### Request
Give the entries again exactly, every one of them.

### Dataset entries
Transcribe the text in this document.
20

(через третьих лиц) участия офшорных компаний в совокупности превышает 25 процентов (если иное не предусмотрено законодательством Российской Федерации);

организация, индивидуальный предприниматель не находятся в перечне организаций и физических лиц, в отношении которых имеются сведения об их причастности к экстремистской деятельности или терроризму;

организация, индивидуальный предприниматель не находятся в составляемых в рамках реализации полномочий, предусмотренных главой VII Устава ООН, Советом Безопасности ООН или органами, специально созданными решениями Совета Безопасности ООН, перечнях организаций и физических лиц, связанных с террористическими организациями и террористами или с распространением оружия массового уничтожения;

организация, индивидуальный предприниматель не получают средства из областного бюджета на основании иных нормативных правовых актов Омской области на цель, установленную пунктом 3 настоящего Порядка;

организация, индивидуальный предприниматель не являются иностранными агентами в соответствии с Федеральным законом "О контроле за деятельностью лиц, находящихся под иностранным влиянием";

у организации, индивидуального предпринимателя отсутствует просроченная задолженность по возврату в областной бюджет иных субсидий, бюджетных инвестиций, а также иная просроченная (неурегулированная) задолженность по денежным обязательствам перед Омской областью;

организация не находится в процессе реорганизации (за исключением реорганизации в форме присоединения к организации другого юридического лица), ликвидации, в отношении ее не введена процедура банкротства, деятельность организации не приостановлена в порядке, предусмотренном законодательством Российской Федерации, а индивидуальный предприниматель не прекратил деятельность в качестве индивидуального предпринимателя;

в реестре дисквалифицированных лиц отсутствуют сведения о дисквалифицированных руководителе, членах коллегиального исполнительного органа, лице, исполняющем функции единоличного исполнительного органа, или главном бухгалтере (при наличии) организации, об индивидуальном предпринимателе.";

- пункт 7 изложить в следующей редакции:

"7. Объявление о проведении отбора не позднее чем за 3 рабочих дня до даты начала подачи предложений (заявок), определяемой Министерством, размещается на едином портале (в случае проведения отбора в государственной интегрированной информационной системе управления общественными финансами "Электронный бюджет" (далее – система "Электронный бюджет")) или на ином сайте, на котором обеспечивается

### Reply to the task
Transcribe the text in this document.
20

(через третьих лиц) участия офшорных компаний в совокупности превышает 25 процентов (если иное не предусмотрено законодательством Российской Федерации);

организация, индивидуальный предприниматель не находятся в перечне организаций и физических лиц, в отношении которых имеются сведения об их причастности к экстремистской деятельности или терроризму;

организация, индивидуальный предприниматель не находятся в составляемых в рамках реализации полномочий, предусмотренных главой VII Устава ООН, Советом Безопасности ООН или органами, специально созданными решениями Совета Безопасности ООН, перечнях организаций и физических лиц, связанных с террористическими организациями и террористами или с распространением оружия массового уничтожения;

организация, индивидуальный предприниматель не получают средства из областного бюджета на основании иных нормативных правовых актов Омской области на цель, установленную пунктом 3 настоящего Порядка;

организация, индивидуальный предприниматель не являются иностранными агентами в соответствии с Федеральным законом "О контроле за деятельностью лиц, находящихся под иностранным влиянием";

у организации, индивидуального предпринимателя отсутствует просроченная задолженность по возврату в областной бюджет иных субсидий, бюджетных инвестиций, а также иная просроченная (неурегулированная) задолженность по денежным обязательствам перед Омской областью;

организация не находится в процессе реорганизации (за исключением реорганизации в форме присоединения к организации другого юридического лица), ликвидации, в отношении ее не введена процедура банкротства, деятельность организации не приостановлена в порядке, предусмотренном законодательством Российской Федерации, а индивидуальный предприниматель не прекратил деятельность в качестве индивидуального предпринимателя;

в реестре дисквалифицированных лиц отсутствуют сведения о дисквалифицированных руководителе, членах коллегиального исполнительного органа, лице, исполняющем функции единоличного исполнительного органа, или главном бухгалтере (при наличии) организации, об индивидуальном предпринимателе.";

- пункт 7 изложить в следующей редакции:

"7. Объявление о проведении отбора не позднее чем за 3 рабочих дня до даты начала подачи предложений (заявок), определяемой Министерством, размещается на едином портале (в случае проведения отбора в государственной интегрированной информационной системе управления общественными финансами "Электронный бюджет" (далее – система "Электронный бюджет")) или на ином сайте, на котором обеспечивается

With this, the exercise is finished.